**What is expected**
Work out how many lines include "школа" and answer with that number only.
# Entries shown start
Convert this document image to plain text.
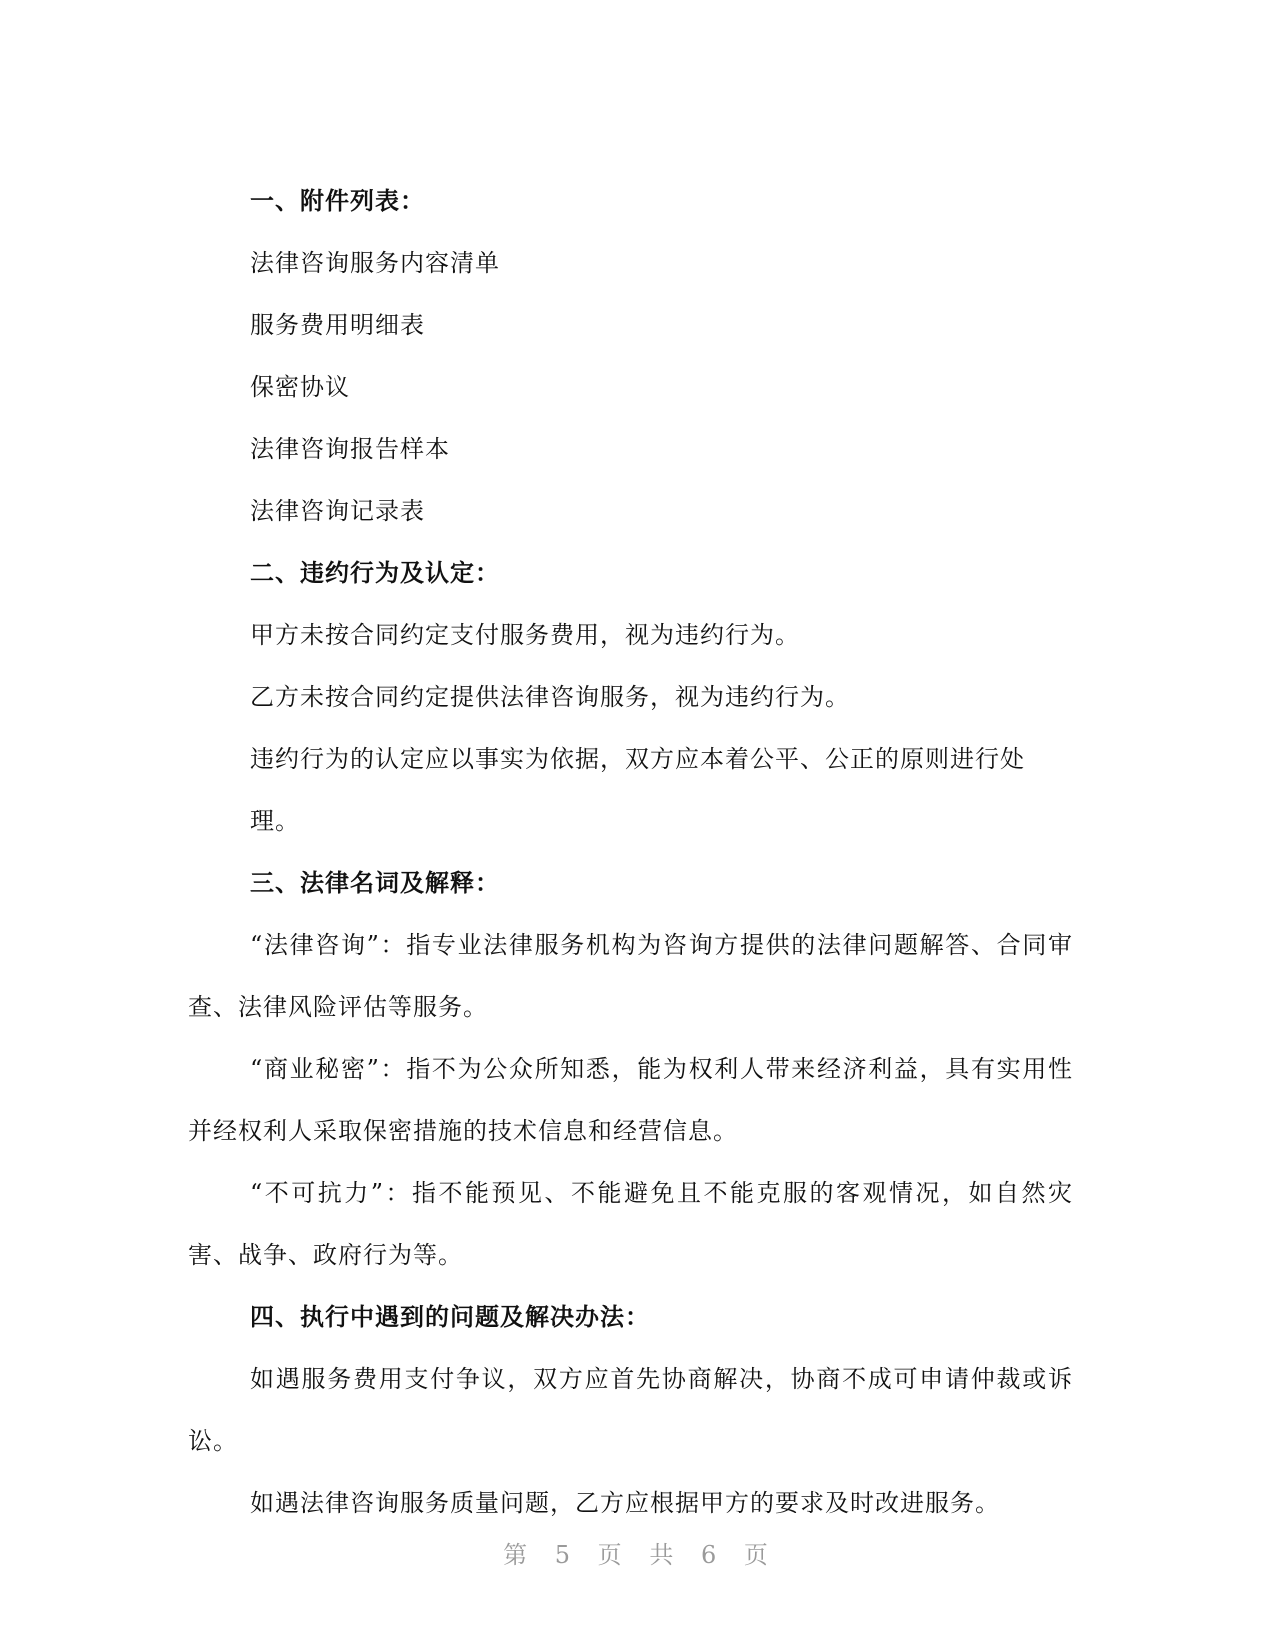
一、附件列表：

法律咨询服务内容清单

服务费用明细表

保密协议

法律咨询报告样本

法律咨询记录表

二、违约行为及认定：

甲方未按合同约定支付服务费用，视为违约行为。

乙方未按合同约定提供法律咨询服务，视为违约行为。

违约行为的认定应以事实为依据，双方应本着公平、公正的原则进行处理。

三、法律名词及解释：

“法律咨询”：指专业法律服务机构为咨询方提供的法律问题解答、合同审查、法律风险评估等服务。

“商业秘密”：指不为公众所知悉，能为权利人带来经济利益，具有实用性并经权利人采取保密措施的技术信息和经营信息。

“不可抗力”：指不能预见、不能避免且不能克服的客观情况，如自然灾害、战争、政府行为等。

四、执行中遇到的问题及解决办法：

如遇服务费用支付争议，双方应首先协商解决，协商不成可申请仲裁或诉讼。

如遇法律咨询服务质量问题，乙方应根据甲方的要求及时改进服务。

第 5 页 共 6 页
# Entries shown end
# Entries shown start
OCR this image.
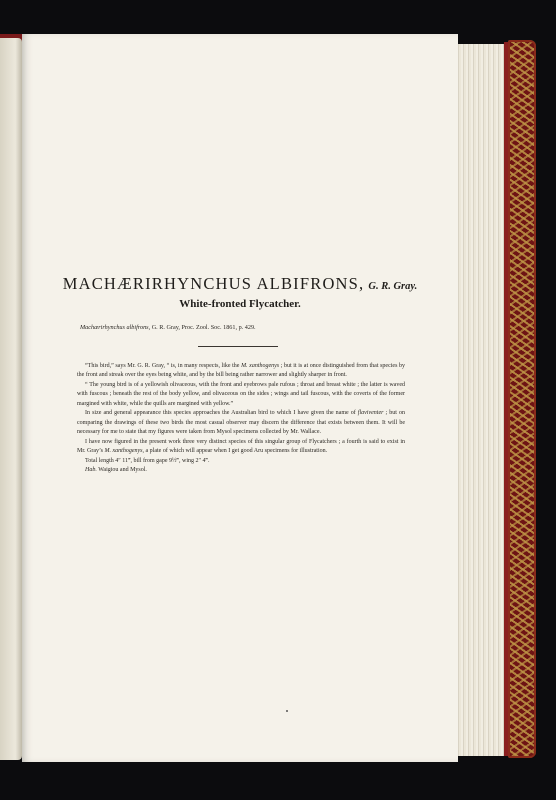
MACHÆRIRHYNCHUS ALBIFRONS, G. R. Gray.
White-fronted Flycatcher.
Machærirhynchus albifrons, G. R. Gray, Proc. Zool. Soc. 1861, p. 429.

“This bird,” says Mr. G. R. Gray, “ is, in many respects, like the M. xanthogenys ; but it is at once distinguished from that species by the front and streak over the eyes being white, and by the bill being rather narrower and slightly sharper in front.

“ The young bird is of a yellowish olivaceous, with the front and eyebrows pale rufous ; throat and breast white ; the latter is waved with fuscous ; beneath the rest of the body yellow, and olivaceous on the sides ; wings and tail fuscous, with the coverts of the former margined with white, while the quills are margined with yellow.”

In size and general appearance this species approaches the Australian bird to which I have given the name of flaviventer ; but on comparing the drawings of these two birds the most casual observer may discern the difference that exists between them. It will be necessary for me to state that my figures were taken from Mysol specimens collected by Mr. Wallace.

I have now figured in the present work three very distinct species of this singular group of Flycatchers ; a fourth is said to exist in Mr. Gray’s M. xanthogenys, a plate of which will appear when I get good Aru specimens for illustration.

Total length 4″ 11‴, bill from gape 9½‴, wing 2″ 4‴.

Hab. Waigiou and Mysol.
# Entries shown end
# Entries shown start
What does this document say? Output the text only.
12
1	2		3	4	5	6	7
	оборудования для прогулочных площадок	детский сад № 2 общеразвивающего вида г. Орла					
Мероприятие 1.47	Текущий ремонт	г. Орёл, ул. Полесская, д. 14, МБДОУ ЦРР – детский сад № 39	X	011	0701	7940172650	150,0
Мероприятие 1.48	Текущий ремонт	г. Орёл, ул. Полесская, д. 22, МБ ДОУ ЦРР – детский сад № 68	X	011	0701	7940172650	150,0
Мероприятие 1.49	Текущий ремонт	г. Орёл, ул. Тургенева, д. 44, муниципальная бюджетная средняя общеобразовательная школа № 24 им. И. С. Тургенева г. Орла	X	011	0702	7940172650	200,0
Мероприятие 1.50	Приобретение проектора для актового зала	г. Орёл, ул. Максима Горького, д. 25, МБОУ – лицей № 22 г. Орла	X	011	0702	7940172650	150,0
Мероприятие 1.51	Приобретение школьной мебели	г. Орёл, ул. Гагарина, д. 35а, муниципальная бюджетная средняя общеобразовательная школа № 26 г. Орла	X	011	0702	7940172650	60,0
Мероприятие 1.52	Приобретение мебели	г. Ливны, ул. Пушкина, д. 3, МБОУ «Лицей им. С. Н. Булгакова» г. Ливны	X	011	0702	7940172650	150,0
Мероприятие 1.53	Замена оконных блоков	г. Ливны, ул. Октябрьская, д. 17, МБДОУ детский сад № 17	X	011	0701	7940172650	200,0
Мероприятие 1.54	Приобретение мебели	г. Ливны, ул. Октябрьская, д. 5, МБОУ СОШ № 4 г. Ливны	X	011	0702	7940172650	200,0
# Entries shown end
**Response to this task**
2